>> Begin

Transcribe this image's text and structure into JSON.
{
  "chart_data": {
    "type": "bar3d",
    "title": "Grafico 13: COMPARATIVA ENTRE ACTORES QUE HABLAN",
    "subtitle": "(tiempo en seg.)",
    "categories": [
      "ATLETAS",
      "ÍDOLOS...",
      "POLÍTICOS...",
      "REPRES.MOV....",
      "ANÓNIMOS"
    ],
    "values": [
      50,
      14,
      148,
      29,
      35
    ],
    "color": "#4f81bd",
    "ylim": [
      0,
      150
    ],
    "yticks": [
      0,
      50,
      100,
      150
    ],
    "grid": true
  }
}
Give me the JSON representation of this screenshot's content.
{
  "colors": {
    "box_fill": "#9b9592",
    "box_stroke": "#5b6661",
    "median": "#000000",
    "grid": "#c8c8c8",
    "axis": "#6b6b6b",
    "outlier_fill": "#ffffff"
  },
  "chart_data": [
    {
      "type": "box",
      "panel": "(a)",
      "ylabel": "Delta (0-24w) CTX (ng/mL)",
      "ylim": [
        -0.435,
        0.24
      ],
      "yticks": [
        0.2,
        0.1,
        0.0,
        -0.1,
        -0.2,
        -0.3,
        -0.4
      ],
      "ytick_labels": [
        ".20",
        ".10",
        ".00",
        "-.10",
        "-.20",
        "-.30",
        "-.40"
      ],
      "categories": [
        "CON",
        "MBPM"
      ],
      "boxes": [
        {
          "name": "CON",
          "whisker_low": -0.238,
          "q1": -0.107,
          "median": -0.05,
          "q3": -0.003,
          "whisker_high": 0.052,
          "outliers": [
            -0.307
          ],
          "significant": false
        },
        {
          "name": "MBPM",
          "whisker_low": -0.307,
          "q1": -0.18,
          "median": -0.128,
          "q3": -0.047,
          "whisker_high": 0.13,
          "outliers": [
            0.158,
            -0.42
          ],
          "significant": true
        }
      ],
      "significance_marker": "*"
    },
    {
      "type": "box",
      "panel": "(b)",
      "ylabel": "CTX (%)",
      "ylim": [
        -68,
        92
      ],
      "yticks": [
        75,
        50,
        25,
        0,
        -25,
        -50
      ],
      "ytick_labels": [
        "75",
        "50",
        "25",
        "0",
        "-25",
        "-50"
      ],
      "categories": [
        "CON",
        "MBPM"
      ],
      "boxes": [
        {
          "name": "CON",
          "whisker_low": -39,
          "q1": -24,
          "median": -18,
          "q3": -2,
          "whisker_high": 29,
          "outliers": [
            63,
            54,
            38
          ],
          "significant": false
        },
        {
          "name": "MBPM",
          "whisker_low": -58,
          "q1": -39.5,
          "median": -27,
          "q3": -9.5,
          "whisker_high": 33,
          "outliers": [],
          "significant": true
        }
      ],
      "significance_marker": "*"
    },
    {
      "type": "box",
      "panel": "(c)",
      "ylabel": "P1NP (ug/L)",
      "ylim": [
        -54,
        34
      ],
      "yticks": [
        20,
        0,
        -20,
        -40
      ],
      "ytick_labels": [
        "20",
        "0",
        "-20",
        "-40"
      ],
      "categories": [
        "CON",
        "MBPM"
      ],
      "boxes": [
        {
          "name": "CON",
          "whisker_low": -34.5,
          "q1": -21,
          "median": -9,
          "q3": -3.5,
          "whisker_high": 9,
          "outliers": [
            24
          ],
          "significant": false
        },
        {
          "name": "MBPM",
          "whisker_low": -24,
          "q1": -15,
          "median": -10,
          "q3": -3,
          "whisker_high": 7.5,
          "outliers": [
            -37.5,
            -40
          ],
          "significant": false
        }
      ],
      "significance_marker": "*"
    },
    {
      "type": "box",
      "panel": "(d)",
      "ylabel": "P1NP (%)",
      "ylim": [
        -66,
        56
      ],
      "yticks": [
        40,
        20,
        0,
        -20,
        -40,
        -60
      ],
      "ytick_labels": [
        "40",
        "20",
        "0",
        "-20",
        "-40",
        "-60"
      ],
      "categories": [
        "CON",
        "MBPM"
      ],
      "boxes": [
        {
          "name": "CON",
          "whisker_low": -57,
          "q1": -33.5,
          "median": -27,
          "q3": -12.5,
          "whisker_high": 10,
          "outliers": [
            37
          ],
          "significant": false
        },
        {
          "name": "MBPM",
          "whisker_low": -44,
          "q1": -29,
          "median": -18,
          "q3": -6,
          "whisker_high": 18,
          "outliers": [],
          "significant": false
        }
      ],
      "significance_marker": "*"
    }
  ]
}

>> End

**Task statement**.
Print the records above exactly as they appear.

**Reply**.
Transcribe this image's text and structure into JSON.
{
  "chart_data": {
    "type": "bar3d",
    "title": "Grafico 13: COMPARATIVA ENTRE ACTORES QUE HABLAN",
    "subtitle": "(tiempo en seg.)",
    "categories": [
      "ATLETAS",
      "ÍDOLOS...",
      "POLÍTICOS...",
      "REPRES.MOV....",
      "ANÓNIMOS"
    ],
    "values": [
      50,
      14,
      148,
      29,
      35
    ],
    "color": "#4f81bd",
    "ylim": [
      0,
      150
    ],
    "yticks": [
      0,
      50,
      100,
      150
    ],
    "grid": true
  }
}
Give me the JSON representation of this screenshot's content.
{
  "colors": {
    "box_fill": "#9b9592",
    "box_stroke": "#5b6661",
    "median": "#000000",
    "grid": "#c8c8c8",
    "axis": "#6b6b6b",
    "outlier_fill": "#ffffff"
  },
  "chart_data": [
    {
      "type": "box",
      "panel": "(a)",
      "ylabel": "Delta (0-24w) CTX (ng/mL)",
      "ylim": [
        -0.435,
        0.24
      ],
      "yticks": [
        0.2,
        0.1,
        0.0,
        -0.1,
        -0.2,
        -0.3,
        -0.4
      ],
      "ytick_labels": [
        ".20",
        ".10",
        ".00",
        "-.10",
        "-.20",
        "-.30",
        "-.40"
      ],
      "categories": [
        "CON",
        "MBPM"
      ],
      "boxes": [
        {
          "name": "CON",
          "whisker_low": -0.238,
          "q1": -0.107,
          "median": -0.05,
          "q3": -0.003,
          "whisker_high": 0.052,
          "outliers": [
            -0.307
          ],
          "significant": false
        },
        {
          "name": "MBPM",
          "whisker_low": -0.307,
          "q1": -0.18,
          "median": -0.128,
          "q3": -0.047,
          "whisker_high": 0.13,
          "outliers": [
            0.158,
            -0.42
          ],
          "significant": true
        }
      ],
      "significance_marker": "*"
    },
    {
      "type": "box",
      "panel": "(b)",
      "ylabel": "CTX (%)",
      "ylim": [
        -68,
        92
      ],
      "yticks": [
        75,
        50,
        25,
        0,
        -25,
        -50
      ],
      "ytick_labels": [
        "75",
        "50",
        "25",
        "0",
        "-25",
        "-50"
      ],
      "categories": [
        "CON",
        "MBPM"
      ],
      "boxes": [
        {
          "name": "CON",
          "whisker_low": -39,
          "q1": -24,
          "median": -18,
          "q3": -2,
          "whisker_high": 29,
          "outliers": [
            63,
            54,
            38
          ],
          "significant": false
        },
        {
          "name": "MBPM",
          "whisker_low": -58,
          "q1": -39.5,
          "median": -27,
          "q3": -9.5,
          "whisker_high": 33,
          "outliers": [],
          "significant": true
        }
      ],
      "significance_marker": "*"
    },
    {
      "type": "box",
      "panel": "(c)",
      "ylabel": "P1NP (ug/L)",
      "ylim": [
        -54,
        34
      ],
      "yticks": [
        20,
        0,
        -20,
        -40
      ],
      "ytick_labels": [
        "20",
        "0",
        "-20",
        "-40"
      ],
      "categories": [
        "CON",
        "MBPM"
      ],
      "boxes": [
        {
          "name": "CON",
          "whisker_low": -34.5,
          "q1": -21,
          "median": -9,
          "q3": -3.5,
          "whisker_high": 9,
          "outliers": [
            24
          ],
          "significant": false
        },
        {
          "name": "MBPM",
          "whisker_low": -24,
          "q1": -15,
          "median": -10,
          "q3": -3,
          "whisker_high": 7.5,
          "outliers": [
            -37.5,
            -40
          ],
          "significant": false
        }
      ],
      "significance_marker": "*"
    },
    {
      "type": "box",
      "panel": "(d)",
      "ylabel": "P1NP (%)",
      "ylim": [
        -66,
        56
      ],
      "yticks": [
        40,
        20,
        0,
        -20,
        -40,
        -60
      ],
      "ytick_labels": [
        "40",
        "20",
        "0",
        "-20",
        "-40",
        "-60"
      ],
      "categories": [
        "CON",
        "MBPM"
      ],
      "boxes": [
        {
          "name": "CON",
          "whisker_low": -57,
          "q1": -33.5,
          "median": -27,
          "q3": -12.5,
          "whisker_high": 10,
          "outliers": [
            37
          ],
          "significant": false
        },
        {
          "name": "MBPM",
          "whisker_low": -44,
          "q1": -29,
          "median": -18,
          "q3": -6,
          "whisker_high": 18,
          "outliers": [],
          "significant": false
        }
      ],
      "significance_marker": "*"
    }
  ]
}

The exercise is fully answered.